■ Goal of the exercise
Please return the full listing below without altering anything.

A block of data
━━━━━━━━━━

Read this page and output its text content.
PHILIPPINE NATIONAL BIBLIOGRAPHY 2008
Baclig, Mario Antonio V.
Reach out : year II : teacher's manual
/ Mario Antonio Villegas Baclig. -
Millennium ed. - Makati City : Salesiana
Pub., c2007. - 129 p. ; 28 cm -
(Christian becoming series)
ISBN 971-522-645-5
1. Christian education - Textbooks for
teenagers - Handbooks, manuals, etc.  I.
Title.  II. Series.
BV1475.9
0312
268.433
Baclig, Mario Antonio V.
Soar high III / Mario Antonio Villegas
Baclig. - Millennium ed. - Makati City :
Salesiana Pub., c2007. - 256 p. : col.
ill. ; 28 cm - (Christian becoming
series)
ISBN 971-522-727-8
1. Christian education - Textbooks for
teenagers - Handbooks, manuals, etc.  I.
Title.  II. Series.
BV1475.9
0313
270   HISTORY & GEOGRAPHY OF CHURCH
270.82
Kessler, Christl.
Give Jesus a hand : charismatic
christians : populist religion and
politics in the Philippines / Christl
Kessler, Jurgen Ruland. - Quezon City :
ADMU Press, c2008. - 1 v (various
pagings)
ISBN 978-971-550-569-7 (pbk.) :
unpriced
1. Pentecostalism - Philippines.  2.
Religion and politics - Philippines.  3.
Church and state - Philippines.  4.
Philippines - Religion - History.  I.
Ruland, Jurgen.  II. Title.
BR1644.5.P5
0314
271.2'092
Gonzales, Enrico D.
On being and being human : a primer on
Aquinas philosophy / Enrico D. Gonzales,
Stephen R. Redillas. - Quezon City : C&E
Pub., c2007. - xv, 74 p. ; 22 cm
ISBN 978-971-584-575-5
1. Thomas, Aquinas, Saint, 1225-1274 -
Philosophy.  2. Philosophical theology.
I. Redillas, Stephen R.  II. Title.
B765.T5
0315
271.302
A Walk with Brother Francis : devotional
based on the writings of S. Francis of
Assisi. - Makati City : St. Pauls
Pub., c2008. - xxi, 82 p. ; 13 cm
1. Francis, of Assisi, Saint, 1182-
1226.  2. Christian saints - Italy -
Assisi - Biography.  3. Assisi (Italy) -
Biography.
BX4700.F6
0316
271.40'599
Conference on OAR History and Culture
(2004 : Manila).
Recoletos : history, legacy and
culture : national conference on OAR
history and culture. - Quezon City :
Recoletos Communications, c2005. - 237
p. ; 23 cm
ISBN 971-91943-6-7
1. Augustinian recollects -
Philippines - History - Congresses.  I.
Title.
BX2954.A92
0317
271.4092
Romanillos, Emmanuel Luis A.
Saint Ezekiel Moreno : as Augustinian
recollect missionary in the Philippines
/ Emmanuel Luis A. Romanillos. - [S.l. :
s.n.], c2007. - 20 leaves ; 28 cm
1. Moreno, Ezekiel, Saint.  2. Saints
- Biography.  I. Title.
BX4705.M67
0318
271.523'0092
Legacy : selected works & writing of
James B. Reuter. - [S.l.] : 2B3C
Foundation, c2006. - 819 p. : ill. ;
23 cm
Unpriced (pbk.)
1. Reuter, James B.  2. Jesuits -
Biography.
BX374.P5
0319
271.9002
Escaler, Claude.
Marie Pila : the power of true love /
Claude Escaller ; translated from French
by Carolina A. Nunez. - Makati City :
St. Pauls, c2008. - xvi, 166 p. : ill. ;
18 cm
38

━━━━━━━━━━

■ Task output
Read this page and output its text content.
PHILIPPINE NATIONAL BIBLIOGRAPHY 2008
Baclig, Mario Antonio V.
Reach out : year II : teacher's manual
/ Mario Antonio Villegas Baclig. -
Millennium ed. - Makati City : Salesiana
Pub., c2007. - 129 p. ; 28 cm -
(Christian becoming series)
ISBN 971-522-645-5
1. Christian education - Textbooks for
teenagers - Handbooks, manuals, etc.  I.
Title.  II. Series.
BV1475.9
0312
268.433
Baclig, Mario Antonio V.
Soar high III / Mario Antonio Villegas
Baclig. - Millennium ed. - Makati City :
Salesiana Pub., c2007. - 256 p. : col.
ill. ; 28 cm - (Christian becoming
series)
ISBN 971-522-727-8
1. Christian education - Textbooks for
teenagers - Handbooks, manuals, etc.  I.
Title.  II. Series.
BV1475.9
0313
270   HISTORY & GEOGRAPHY OF CHURCH
270.82
Kessler, Christl.
Give Jesus a hand : charismatic
christians : populist religion and
politics in the Philippines / Christl
Kessler, Jurgen Ruland. - Quezon City :
ADMU Press, c2008. - 1 v (various
pagings)
ISBN 978-971-550-569-7 (pbk.) :
unpriced
1. Pentecostalism - Philippines.  2.
Religion and politics - Philippines.  3.
Church and state - Philippines.  4.
Philippines - Religion - History.  I.
Ruland, Jurgen.  II. Title.
BR1644.5.P5
0314
271.2'092
Gonzales, Enrico D.
On being and being human : a primer on
Aquinas philosophy / Enrico D. Gonzales,
Stephen R. Redillas. - Quezon City : C&E
Pub., c2007. - xv, 74 p. ; 22 cm
ISBN 978-971-584-575-5
1. Thomas, Aquinas, Saint, 1225-1274 -
Philosophy.  2. Philosophical theology.
I. Redillas, Stephen R.  II. Title.
B765.T5
0315
271.302
A Walk with Brother Francis : devotional
based on the writings of S. Francis of
Assisi. - Makati City : St. Pauls
Pub., c2008. - xxi, 82 p. ; 13 cm
1. Francis, of Assisi, Saint, 1182-
1226.  2. Christian saints - Italy -
Assisi - Biography.  3. Assisi (Italy) -
Biography.
BX4700.F6
0316
271.40'599
Conference on OAR History and Culture
(2004 : Manila).
Recoletos : history, legacy and
culture : national conference on OAR
history and culture. - Quezon City :
Recoletos Communications, c2005. - 237
p. ; 23 cm
ISBN 971-91943-6-7
1. Augustinian recollects -
Philippines - History - Congresses.  I.
Title.
BX2954.A92
0317
271.4092
Romanillos, Emmanuel Luis A.
Saint Ezekiel Moreno : as Augustinian
recollect missionary in the Philippines
/ Emmanuel Luis A. Romanillos. - [S.l. :
s.n.], c2007. - 20 leaves ; 28 cm
1. Moreno, Ezekiel, Saint.  2. Saints
- Biography.  I. Title.
BX4705.M67
0318
271.523'0092
Legacy : selected works & writing of
James B. Reuter. - [S.l.] : 2B3C
Foundation, c2006. - 819 p. : ill. ;
23 cm
Unpriced (pbk.)
1. Reuter, James B.  2. Jesuits -
Biography.
BX374.P5
0319
271.9002
Escaler, Claude.
Marie Pila : the power of true love /
Claude Escaller ; translated from French
by Carolina A. Nunez. - Makati City :
St. Pauls, c2008. - xvi, 166 p. : ill. ;
18 cm
38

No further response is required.